### Dataset rows:
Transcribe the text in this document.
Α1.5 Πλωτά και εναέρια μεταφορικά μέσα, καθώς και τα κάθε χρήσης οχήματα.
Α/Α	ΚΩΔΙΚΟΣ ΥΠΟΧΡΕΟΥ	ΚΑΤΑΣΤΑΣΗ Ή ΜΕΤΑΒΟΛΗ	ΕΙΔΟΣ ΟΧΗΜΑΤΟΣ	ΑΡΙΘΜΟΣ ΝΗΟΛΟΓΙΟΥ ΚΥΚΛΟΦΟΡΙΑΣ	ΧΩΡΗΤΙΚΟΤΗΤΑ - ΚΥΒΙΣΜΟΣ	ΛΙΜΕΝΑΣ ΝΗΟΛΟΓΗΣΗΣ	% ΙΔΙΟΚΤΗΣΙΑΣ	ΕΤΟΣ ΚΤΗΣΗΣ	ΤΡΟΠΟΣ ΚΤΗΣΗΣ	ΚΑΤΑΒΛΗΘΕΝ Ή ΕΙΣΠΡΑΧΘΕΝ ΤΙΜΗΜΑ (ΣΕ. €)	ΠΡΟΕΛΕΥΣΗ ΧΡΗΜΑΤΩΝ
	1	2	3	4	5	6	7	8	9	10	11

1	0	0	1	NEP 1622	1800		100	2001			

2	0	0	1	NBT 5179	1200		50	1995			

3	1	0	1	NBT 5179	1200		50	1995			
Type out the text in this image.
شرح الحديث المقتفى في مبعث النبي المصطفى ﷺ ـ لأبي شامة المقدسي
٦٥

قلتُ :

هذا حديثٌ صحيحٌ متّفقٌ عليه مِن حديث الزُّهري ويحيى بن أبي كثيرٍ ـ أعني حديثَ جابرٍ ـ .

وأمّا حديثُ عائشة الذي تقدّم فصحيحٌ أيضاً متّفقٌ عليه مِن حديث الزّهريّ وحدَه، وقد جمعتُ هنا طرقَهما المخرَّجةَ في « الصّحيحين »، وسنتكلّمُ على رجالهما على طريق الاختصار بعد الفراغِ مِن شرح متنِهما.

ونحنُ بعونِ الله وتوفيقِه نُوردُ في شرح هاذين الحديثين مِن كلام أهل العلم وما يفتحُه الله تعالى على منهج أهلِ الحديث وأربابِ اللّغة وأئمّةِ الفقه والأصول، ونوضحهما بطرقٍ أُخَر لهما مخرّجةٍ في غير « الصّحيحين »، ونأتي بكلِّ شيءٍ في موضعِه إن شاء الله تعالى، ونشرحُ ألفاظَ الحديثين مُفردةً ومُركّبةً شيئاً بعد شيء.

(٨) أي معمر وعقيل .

### Instructions to follow:
Scan the material line by line and report each one that contains "الحديث".

### Worked answer:
شرح الحديث المقتفى في مبعث النبي المصطفى ﷺ ـ لأبي شامة المقدسي
ونحنُ بعونِ الله وتوفيقِه نُوردُ في شرح هاذين الحديثين مِن كلام أهل العلم وما يفتحُه الله تعالى على منهج أهلِ الحديث وأربابِ اللّغة وأئمّةِ الفقه والأصول، ونوضحهما بطرقٍ أُخَر لهما مخرّجةٍ في غير « الصّحيحين »، ونأتي بكلِّ شيءٍ في موضعِه إن شاء الله تعالى، ونشرحُ ألفاظَ الحديثين مُفردةً ومُركّبةً شيئاً بعد شيء.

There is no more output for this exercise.